___ PROVIDED RECORDS ___

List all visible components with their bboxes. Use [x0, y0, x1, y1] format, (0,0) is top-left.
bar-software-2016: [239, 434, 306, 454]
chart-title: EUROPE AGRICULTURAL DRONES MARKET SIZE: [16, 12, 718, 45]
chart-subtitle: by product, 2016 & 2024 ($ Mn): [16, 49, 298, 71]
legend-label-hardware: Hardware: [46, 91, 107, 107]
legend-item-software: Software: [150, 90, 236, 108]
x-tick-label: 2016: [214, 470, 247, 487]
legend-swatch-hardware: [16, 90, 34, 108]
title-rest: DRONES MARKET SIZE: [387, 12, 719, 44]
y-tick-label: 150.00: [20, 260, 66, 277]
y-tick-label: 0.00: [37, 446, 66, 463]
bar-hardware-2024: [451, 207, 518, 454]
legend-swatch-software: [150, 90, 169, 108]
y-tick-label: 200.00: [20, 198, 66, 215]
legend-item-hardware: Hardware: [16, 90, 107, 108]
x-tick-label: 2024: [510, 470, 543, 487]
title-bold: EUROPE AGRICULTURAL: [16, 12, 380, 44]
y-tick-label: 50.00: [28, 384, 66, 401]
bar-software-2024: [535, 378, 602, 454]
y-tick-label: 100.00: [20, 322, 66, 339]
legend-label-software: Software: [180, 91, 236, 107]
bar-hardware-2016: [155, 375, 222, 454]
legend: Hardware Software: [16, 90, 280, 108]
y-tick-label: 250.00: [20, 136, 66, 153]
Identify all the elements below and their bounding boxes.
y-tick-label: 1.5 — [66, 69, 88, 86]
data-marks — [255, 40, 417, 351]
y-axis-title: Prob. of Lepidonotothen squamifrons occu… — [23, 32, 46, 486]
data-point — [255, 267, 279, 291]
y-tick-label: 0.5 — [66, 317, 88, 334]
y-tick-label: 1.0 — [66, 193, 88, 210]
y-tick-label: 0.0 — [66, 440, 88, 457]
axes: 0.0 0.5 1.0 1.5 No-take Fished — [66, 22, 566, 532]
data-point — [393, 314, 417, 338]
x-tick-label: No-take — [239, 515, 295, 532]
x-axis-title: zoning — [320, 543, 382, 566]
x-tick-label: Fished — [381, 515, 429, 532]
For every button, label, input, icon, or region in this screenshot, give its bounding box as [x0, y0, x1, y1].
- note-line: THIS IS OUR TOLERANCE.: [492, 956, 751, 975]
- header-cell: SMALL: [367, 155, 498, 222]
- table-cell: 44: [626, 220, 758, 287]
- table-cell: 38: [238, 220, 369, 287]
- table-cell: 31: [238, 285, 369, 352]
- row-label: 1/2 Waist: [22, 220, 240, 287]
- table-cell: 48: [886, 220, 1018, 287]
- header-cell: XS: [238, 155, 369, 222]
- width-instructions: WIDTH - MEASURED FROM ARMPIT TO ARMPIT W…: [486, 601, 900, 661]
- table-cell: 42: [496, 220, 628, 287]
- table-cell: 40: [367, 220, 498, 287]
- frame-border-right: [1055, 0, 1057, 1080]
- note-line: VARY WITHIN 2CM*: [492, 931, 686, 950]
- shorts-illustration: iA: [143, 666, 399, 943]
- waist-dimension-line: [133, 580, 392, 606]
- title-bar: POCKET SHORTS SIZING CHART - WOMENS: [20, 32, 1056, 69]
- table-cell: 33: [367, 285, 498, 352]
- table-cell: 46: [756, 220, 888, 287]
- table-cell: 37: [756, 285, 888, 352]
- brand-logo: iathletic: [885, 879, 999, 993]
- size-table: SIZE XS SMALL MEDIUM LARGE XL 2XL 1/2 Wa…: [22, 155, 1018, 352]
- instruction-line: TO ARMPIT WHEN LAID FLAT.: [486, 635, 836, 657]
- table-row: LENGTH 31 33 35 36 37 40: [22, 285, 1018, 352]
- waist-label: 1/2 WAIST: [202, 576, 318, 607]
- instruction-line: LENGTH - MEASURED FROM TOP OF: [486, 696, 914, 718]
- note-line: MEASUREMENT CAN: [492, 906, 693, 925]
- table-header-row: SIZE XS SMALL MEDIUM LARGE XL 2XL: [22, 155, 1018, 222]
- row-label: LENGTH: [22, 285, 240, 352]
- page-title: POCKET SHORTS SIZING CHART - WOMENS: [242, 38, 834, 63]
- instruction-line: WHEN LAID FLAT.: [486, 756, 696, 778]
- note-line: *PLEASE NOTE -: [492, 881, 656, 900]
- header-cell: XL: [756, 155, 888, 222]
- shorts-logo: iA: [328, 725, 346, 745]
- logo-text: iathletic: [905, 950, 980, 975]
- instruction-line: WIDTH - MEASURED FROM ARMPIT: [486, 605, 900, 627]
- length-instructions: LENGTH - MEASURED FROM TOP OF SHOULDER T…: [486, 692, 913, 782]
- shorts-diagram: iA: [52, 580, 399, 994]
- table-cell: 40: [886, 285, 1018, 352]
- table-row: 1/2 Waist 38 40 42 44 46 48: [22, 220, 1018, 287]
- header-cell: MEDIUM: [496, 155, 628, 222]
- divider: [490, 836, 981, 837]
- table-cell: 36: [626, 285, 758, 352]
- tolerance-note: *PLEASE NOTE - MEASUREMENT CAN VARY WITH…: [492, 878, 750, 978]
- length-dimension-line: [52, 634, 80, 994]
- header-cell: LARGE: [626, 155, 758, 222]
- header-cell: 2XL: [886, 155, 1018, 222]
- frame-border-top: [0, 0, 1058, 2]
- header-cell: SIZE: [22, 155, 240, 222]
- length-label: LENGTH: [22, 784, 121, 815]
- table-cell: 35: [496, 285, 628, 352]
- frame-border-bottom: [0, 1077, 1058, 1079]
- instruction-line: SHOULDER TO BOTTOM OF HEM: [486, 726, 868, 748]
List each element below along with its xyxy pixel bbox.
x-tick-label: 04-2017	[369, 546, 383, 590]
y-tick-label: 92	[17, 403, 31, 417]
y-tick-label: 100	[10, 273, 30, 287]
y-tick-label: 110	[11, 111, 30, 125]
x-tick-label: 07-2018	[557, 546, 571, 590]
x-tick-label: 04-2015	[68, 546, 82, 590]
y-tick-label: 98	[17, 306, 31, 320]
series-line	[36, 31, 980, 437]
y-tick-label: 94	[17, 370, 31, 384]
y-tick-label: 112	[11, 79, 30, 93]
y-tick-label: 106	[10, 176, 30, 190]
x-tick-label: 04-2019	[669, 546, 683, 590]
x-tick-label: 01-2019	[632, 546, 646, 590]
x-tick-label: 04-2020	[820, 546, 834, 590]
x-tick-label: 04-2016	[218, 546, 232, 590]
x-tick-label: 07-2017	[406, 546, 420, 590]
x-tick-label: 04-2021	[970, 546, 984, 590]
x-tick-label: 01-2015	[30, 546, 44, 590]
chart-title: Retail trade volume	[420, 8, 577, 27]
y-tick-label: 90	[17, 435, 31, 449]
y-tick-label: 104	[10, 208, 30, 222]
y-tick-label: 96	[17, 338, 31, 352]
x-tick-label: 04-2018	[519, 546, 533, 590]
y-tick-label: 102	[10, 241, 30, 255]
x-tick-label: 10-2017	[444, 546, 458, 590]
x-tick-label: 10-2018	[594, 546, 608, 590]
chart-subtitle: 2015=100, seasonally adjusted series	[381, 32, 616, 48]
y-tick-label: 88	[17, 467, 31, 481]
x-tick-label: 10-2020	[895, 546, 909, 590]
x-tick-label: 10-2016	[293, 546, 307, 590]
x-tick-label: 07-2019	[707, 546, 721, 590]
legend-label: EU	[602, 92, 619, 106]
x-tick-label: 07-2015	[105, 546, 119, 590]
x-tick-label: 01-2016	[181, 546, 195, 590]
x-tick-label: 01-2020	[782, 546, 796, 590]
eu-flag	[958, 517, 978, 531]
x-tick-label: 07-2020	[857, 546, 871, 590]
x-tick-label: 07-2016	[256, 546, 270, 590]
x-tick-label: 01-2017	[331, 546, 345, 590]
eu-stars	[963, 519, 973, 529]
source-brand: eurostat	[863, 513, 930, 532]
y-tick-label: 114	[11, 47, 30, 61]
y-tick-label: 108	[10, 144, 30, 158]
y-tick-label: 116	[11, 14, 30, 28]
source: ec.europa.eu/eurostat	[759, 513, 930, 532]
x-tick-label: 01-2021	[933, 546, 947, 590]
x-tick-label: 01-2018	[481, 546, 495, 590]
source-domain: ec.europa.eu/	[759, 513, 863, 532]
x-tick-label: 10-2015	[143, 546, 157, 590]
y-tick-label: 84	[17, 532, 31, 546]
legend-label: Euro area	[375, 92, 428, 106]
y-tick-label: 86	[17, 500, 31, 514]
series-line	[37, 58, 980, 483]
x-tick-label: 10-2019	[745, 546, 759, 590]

___

» **BRIEF**
Reproduce, word for word, the stretch of the records from their first line through the line containing "chart-title: EUROPE AGRICULTURAL", with both of those lines included.

» **ANSWER FOR THIS EXERCISE**
List all visible components with their bboxes. Use [x0, y0, x1, y1] format, (0,0) is top-left.
bar-software-2016: [239, 434, 306, 454]
chart-title: EUROPE AGRICULTURAL DRONES MARKET SIZE: [16, 12, 718, 45]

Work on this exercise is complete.